§ Excerpted records:
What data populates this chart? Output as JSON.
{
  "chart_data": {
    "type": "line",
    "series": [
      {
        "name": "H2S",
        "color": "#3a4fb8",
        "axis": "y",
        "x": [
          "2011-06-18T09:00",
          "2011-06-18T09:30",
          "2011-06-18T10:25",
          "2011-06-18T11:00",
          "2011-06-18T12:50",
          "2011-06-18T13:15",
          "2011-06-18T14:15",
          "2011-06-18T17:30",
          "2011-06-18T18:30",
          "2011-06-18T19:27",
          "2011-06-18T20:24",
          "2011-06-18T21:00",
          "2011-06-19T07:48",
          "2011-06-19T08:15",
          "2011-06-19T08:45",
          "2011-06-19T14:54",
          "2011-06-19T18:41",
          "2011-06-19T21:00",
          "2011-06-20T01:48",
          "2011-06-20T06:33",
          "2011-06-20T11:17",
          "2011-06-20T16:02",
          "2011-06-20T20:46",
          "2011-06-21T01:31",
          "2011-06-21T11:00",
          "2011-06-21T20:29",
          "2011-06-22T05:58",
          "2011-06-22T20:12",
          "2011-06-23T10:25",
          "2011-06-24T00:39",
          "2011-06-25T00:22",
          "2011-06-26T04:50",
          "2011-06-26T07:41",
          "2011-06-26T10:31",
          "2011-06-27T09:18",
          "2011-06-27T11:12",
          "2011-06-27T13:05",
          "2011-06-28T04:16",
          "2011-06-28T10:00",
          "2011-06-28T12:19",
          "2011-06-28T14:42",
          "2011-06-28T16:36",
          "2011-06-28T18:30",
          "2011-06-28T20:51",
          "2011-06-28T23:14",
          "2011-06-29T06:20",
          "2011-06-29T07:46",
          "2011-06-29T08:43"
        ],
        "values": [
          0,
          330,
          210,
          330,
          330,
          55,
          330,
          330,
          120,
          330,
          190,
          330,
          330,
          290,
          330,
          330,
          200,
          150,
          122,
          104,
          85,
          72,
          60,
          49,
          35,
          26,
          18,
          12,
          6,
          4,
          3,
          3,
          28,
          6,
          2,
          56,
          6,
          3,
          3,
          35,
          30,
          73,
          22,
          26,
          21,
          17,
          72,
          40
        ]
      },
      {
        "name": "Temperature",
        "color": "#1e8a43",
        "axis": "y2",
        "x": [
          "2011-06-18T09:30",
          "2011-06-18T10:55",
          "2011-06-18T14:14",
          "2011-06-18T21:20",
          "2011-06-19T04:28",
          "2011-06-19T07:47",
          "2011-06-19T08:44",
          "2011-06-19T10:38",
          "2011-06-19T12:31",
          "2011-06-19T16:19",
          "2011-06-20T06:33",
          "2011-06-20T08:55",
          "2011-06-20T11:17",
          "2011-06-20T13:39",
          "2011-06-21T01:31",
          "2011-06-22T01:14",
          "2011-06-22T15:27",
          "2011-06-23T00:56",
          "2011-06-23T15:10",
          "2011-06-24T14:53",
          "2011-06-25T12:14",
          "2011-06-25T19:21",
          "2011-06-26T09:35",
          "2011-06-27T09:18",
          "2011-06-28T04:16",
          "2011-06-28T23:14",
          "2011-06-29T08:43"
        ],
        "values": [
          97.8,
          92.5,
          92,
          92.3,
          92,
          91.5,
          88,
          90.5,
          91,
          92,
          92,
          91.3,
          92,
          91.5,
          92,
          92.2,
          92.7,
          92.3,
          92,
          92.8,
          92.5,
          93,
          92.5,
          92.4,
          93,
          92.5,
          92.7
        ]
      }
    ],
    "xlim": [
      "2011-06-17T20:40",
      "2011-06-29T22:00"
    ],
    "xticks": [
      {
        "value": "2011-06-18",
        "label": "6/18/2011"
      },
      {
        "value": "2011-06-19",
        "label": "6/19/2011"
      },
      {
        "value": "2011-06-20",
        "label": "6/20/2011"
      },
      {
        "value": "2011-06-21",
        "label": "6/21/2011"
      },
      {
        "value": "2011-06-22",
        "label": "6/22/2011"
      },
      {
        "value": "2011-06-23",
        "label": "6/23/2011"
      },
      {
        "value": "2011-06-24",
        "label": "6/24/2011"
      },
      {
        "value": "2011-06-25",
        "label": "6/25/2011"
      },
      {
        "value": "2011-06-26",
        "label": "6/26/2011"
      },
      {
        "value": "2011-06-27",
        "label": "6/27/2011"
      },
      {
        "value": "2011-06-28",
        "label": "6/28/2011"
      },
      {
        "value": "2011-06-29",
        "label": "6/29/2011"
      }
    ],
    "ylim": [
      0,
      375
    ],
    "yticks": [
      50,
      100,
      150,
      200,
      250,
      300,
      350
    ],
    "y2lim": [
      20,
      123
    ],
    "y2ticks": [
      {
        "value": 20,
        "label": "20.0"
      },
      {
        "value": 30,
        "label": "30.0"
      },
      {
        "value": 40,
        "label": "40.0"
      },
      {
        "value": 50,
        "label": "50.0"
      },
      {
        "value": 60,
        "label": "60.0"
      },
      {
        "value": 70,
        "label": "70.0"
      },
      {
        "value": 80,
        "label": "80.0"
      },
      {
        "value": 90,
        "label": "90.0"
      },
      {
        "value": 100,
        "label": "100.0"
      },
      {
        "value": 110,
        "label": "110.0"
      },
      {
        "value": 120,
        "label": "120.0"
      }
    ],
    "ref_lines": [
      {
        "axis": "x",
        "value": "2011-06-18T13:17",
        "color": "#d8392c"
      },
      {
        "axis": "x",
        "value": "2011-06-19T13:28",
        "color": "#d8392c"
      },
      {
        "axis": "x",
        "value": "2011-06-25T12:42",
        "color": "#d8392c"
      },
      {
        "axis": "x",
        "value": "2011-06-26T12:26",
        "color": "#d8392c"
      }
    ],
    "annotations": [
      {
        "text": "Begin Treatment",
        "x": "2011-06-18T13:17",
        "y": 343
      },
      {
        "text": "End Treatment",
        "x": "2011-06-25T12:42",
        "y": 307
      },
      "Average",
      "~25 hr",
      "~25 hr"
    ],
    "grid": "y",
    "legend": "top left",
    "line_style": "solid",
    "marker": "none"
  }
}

§ Your task: Repeat the material above exactly.

§ Result of this task:
What data populates this chart? Output as JSON.
{
  "chart_data": {
    "type": "line",
    "series": [
      {
        "name": "H2S",
        "color": "#3a4fb8",
        "axis": "y",
        "x": [
          "2011-06-18T09:00",
          "2011-06-18T09:30",
          "2011-06-18T10:25",
          "2011-06-18T11:00",
          "2011-06-18T12:50",
          "2011-06-18T13:15",
          "2011-06-18T14:15",
          "2011-06-18T17:30",
          "2011-06-18T18:30",
          "2011-06-18T19:27",
          "2011-06-18T20:24",
          "2011-06-18T21:00",
          "2011-06-19T07:48",
          "2011-06-19T08:15",
          "2011-06-19T08:45",
          "2011-06-19T14:54",
          "2011-06-19T18:41",
          "2011-06-19T21:00",
          "2011-06-20T01:48",
          "2011-06-20T06:33",
          "2011-06-20T11:17",
          "2011-06-20T16:02",
          "2011-06-20T20:46",
          "2011-06-21T01:31",
          "2011-06-21T11:00",
          "2011-06-21T20:29",
          "2011-06-22T05:58",
          "2011-06-22T20:12",
          "2011-06-23T10:25",
          "2011-06-24T00:39",
          "2011-06-25T00:22",
          "2011-06-26T04:50",
          "2011-06-26T07:41",
          "2011-06-26T10:31",
          "2011-06-27T09:18",
          "2011-06-27T11:12",
          "2011-06-27T13:05",
          "2011-06-28T04:16",
          "2011-06-28T10:00",
          "2011-06-28T12:19",
          "2011-06-28T14:42",
          "2011-06-28T16:36",
          "2011-06-28T18:30",
          "2011-06-28T20:51",
          "2011-06-28T23:14",
          "2011-06-29T06:20",
          "2011-06-29T07:46",
          "2011-06-29T08:43"
        ],
        "values": [
          0,
          330,
          210,
          330,
          330,
          55,
          330,
          330,
          120,
          330,
          190,
          330,
          330,
          290,
          330,
          330,
          200,
          150,
          122,
          104,
          85,
          72,
          60,
          49,
          35,
          26,
          18,
          12,
          6,
          4,
          3,
          3,
          28,
          6,
          2,
          56,
          6,
          3,
          3,
          35,
          30,
          73,
          22,
          26,
          21,
          17,
          72,
          40
        ]
      },
      {
        "name": "Temperature",
        "color": "#1e8a43",
        "axis": "y2",
        "x": [
          "2011-06-18T09:30",
          "2011-06-18T10:55",
          "2011-06-18T14:14",
          "2011-06-18T21:20",
          "2011-06-19T04:28",
          "2011-06-19T07:47",
          "2011-06-19T08:44",
          "2011-06-19T10:38",
          "2011-06-19T12:31",
          "2011-06-19T16:19",
          "2011-06-20T06:33",
          "2011-06-20T08:55",
          "2011-06-20T11:17",
          "2011-06-20T13:39",
          "2011-06-21T01:31",
          "2011-06-22T01:14",
          "2011-06-22T15:27",
          "2011-06-23T00:56",
          "2011-06-23T15:10",
          "2011-06-24T14:53",
          "2011-06-25T12:14",
          "2011-06-25T19:21",
          "2011-06-26T09:35",
          "2011-06-27T09:18",
          "2011-06-28T04:16",
          "2011-06-28T23:14",
          "2011-06-29T08:43"
        ],
        "values": [
          97.8,
          92.5,
          92,
          92.3,
          92,
          91.5,
          88,
          90.5,
          91,
          92,
          92,
          91.3,
          92,
          91.5,
          92,
          92.2,
          92.7,
          92.3,
          92,
          92.8,
          92.5,
          93,
          92.5,
          92.4,
          93,
          92.5,
          92.7
        ]
      }
    ],
    "xlim": [
      "2011-06-17T20:40",
      "2011-06-29T22:00"
    ],
    "xticks": [
      {
        "value": "2011-06-18",
        "label": "6/18/2011"
      },
      {
        "value": "2011-06-19",
        "label": "6/19/2011"
      },
      {
        "value": "2011-06-20",
        "label": "6/20/2011"
      },
      {
        "value": "2011-06-21",
        "label": "6/21/2011"
      },
      {
        "value": "2011-06-22",
        "label": "6/22/2011"
      },
      {
        "value": "2011-06-23",
        "label": "6/23/2011"
      },
      {
        "value": "2011-06-24",
        "label": "6/24/2011"
      },
      {
        "value": "2011-06-25",
        "label": "6/25/2011"
      },
      {
        "value": "2011-06-26",
        "label": "6/26/2011"
      },
      {
        "value": "2011-06-27",
        "label": "6/27/2011"
      },
      {
        "value": "2011-06-28",
        "label": "6/28/2011"
      },
      {
        "value": "2011-06-29",
        "label": "6/29/2011"
      }
    ],
    "ylim": [
      0,
      375
    ],
    "yticks": [
      50,
      100,
      150,
      200,
      250,
      300,
      350
    ],
    "y2lim": [
      20,
      123
    ],
    "y2ticks": [
      {
        "value": 20,
        "label": "20.0"
      },
      {
        "value": 30,
        "label": "30.0"
      },
      {
        "value": 40,
        "label": "40.0"
      },
      {
        "value": 50,
        "label": "50.0"
      },
      {
        "value": 60,
        "label": "60.0"
      },
      {
        "value": 70,
        "label": "70.0"
      },
      {
        "value": 80,
        "label": "80.0"
      },
      {
        "value": 90,
        "label": "90.0"
      },
      {
        "value": 100,
        "label": "100.0"
      },
      {
        "value": 110,
        "label": "110.0"
      },
      {
        "value": 120,
        "label": "120.0"
      }
    ],
    "ref_lines": [
      {
        "axis": "x",
        "value": "2011-06-18T13:17",
        "color": "#d8392c"
      },
      {
        "axis": "x",
        "value": "2011-06-19T13:28",
        "color": "#d8392c"
      },
      {
        "axis": "x",
        "value": "2011-06-25T12:42",
        "color": "#d8392c"
      },
      {
        "axis": "x",
        "value": "2011-06-26T12:26",
        "color": "#d8392c"
      }
    ],
    "annotations": [
      {
        "text": "Begin Treatment",
        "x": "2011-06-18T13:17",
        "y": 343
      },
      {
        "text": "End Treatment",
        "x": "2011-06-25T12:42",
        "y": 307
      },
      "Average",
      "~25 hr",
      "~25 hr"
    ],
    "grid": "y",
    "legend": "top left",
    "line_style": "solid",
    "marker": "none"
  }
}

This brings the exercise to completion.